SET TASK. Search the data below for the string "January". Extract every line that contains it.

Records that describe figures:
########################################

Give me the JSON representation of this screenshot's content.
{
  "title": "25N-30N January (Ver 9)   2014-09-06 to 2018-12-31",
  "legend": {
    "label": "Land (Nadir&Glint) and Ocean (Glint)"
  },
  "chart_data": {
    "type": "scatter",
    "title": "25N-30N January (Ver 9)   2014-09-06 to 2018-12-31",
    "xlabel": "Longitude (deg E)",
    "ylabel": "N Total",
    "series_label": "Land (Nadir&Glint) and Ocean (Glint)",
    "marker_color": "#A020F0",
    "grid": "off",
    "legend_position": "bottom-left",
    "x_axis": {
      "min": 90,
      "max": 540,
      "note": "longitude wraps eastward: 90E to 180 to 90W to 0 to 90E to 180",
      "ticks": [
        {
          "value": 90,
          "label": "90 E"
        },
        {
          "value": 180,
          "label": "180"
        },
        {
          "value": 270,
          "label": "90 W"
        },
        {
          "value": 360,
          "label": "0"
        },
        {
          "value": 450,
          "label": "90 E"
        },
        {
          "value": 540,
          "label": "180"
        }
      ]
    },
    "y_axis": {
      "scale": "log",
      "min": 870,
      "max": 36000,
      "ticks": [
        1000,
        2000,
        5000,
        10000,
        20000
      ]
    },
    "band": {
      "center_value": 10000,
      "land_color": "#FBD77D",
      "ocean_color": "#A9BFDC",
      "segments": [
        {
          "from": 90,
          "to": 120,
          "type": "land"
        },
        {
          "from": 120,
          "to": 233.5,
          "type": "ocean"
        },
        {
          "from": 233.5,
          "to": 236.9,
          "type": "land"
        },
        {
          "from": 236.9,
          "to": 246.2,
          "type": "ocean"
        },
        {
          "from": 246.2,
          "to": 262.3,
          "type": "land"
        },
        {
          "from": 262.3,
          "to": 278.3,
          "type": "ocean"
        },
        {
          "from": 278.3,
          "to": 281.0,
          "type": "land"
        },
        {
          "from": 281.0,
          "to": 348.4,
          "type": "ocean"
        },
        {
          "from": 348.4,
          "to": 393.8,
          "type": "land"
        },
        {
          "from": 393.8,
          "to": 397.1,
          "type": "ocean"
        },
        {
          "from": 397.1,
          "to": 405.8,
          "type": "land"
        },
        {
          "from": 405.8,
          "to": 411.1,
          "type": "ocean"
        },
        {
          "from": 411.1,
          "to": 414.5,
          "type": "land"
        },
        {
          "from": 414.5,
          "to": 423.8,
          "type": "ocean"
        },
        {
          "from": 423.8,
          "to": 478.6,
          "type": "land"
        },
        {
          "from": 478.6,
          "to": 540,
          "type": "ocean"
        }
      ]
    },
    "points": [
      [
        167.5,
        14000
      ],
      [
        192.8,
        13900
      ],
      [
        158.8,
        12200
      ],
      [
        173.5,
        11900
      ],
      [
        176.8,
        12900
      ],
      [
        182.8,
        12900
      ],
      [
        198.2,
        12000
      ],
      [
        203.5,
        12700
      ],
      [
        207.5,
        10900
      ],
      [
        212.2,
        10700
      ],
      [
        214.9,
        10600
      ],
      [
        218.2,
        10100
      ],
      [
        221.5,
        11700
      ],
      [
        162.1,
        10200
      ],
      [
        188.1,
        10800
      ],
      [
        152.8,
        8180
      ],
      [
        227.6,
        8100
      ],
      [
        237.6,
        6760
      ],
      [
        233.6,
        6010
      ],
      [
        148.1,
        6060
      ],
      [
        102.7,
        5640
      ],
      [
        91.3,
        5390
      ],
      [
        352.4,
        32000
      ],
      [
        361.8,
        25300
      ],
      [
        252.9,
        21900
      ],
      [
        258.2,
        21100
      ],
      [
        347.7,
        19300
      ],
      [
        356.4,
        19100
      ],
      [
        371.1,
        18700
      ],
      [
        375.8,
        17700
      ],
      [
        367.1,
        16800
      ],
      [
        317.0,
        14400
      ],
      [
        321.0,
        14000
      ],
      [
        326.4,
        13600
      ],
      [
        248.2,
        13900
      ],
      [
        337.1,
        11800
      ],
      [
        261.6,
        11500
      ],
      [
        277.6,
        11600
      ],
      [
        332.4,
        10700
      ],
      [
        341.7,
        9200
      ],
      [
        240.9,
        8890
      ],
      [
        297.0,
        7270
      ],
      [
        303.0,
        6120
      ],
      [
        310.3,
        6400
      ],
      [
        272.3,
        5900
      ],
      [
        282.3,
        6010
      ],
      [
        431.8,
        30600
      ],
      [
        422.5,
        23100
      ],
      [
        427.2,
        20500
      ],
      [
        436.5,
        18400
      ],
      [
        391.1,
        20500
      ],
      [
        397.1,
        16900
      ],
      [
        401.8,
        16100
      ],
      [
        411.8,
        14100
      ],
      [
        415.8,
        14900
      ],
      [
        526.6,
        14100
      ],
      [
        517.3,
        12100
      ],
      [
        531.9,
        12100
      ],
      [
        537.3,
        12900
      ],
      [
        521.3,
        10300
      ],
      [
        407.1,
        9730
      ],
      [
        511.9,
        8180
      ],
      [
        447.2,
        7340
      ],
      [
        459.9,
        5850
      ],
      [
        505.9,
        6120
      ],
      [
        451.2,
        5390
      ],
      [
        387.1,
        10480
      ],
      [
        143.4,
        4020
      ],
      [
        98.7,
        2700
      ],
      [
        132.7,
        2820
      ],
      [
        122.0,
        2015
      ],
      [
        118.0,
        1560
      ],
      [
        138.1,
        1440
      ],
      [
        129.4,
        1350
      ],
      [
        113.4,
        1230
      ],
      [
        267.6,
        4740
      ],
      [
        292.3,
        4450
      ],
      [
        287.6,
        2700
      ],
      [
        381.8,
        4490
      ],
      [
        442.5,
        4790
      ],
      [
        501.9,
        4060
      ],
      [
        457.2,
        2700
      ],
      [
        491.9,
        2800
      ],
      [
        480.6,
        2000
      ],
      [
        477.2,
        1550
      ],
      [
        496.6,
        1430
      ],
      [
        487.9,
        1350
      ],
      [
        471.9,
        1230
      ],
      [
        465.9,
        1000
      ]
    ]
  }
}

########################################

OUTPUT BELOW.
  "title": "25N-30N January (Ver 9)   2014-09-06 to 2018-12-31",
    "title": "25N-30N January (Ver 9)   2014-09-06 to 2018-12-31",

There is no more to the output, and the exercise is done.